Problem details:
Update the records below by changing every "chevron-down-icon" to "dropdown-arrow-icon", with nothing else altered.

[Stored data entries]
┏━━
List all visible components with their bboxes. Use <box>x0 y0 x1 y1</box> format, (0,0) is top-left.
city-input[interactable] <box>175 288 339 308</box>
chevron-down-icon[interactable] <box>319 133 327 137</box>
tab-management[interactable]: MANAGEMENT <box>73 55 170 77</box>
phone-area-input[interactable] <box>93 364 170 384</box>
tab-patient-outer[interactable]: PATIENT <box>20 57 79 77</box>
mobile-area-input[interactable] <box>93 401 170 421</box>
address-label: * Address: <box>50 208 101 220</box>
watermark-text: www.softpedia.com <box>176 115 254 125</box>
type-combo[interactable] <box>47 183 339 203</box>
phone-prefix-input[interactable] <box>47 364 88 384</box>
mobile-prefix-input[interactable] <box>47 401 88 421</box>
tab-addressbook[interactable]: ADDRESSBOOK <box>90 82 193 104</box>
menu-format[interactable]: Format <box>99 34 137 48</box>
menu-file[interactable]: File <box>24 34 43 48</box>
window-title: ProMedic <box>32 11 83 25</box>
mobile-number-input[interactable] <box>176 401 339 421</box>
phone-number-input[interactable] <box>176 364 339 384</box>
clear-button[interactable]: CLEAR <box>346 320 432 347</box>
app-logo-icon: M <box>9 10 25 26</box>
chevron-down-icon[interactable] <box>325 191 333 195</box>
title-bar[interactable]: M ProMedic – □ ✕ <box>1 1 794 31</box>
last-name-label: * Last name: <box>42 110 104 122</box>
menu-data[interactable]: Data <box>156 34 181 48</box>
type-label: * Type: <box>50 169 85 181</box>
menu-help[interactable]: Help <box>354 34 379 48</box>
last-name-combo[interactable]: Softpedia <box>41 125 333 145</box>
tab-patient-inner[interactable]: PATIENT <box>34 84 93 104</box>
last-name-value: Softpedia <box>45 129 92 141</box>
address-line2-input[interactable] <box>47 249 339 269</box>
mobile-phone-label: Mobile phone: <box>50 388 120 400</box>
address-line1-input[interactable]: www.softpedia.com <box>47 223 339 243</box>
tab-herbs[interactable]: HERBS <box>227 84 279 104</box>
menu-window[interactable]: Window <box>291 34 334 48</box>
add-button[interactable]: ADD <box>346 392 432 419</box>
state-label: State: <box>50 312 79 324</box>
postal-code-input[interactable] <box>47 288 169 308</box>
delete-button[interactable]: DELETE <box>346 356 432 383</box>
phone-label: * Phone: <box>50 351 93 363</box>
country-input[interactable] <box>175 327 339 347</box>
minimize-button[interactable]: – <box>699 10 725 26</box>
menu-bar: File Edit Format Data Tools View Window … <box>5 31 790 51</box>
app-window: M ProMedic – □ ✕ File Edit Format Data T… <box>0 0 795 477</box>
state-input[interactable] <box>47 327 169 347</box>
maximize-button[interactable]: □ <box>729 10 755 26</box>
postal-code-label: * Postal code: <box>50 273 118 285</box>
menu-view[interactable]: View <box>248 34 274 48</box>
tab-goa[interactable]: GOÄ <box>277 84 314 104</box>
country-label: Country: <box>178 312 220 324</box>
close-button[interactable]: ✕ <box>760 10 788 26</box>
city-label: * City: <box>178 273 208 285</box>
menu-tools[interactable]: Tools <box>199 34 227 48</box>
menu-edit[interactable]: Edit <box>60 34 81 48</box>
┗━━
Exercise solution:
List all visible components with their bboxes. Use <box>x0 y0 x1 y1</box> format, (0,0) is top-left.
city-input[interactable] <box>175 288 339 308</box>
dropdown-arrow-icon[interactable] <box>319 133 327 137</box>
tab-management[interactable]: MANAGEMENT <box>73 55 170 77</box>
phone-area-input[interactable] <box>93 364 170 384</box>
tab-patient-outer[interactable]: PATIENT <box>20 57 79 77</box>
mobile-area-input[interactable] <box>93 401 170 421</box>
address-label: * Address: <box>50 208 101 220</box>
watermark-text: www.softpedia.com <box>176 115 254 125</box>
type-combo[interactable] <box>47 183 339 203</box>
phone-prefix-input[interactable] <box>47 364 88 384</box>
mobile-prefix-input[interactable] <box>47 401 88 421</box>
tab-addressbook[interactable]: ADDRESSBOOK <box>90 82 193 104</box>
menu-format[interactable]: Format <box>99 34 137 48</box>
menu-file[interactable]: File <box>24 34 43 48</box>
window-title: ProMedic <box>32 11 83 25</box>
mobile-number-input[interactable] <box>176 401 339 421</box>
phone-number-input[interactable] <box>176 364 339 384</box>
clear-button[interactable]: CLEAR <box>346 320 432 347</box>
app-logo-icon: M <box>9 10 25 26</box>
dropdown-arrow-icon[interactable] <box>325 191 333 195</box>
title-bar[interactable]: M ProMedic – □ ✕ <box>1 1 794 31</box>
last-name-label: * Last name: <box>42 110 104 122</box>
menu-data[interactable]: Data <box>156 34 181 48</box>
type-label: * Type: <box>50 169 85 181</box>
menu-help[interactable]: Help <box>354 34 379 48</box>
last-name-combo[interactable]: Softpedia <box>41 125 333 145</box>
tab-patient-inner[interactable]: PATIENT <box>34 84 93 104</box>
last-name-value: Softpedia <box>45 129 92 141</box>
address-line2-input[interactable] <box>47 249 339 269</box>
mobile-phone-label: Mobile phone: <box>50 388 120 400</box>
address-line1-input[interactable]: www.softpedia.com <box>47 223 339 243</box>
tab-herbs[interactable]: HERBS <box>227 84 279 104</box>
menu-window[interactable]: Window <box>291 34 334 48</box>
add-button[interactable]: ADD <box>346 392 432 419</box>
state-label: State: <box>50 312 79 324</box>
postal-code-input[interactable] <box>47 288 169 308</box>
delete-button[interactable]: DELETE <box>346 356 432 383</box>
phone-label: * Phone: <box>50 351 93 363</box>
country-input[interactable] <box>175 327 339 347</box>
minimize-button[interactable]: – <box>699 10 725 26</box>
menu-bar: File Edit Format Data Tools View Window … <box>5 31 790 51</box>
app-window: M ProMedic – □ ✕ File Edit Format Data T… <box>0 0 795 477</box>
state-input[interactable] <box>47 327 169 347</box>
maximize-button[interactable]: □ <box>729 10 755 26</box>
postal-code-label: * Postal code: <box>50 273 118 285</box>
menu-view[interactable]: View <box>248 34 274 48</box>
tab-goa[interactable]: GOÄ <box>277 84 314 104</box>
country-label: Country: <box>178 312 220 324</box>
close-button[interactable]: ✕ <box>760 10 788 26</box>
city-label: * City: <box>178 273 208 285</box>
menu-tools[interactable]: Tools <box>199 34 227 48</box>
menu-edit[interactable]: Edit <box>60 34 81 48</box>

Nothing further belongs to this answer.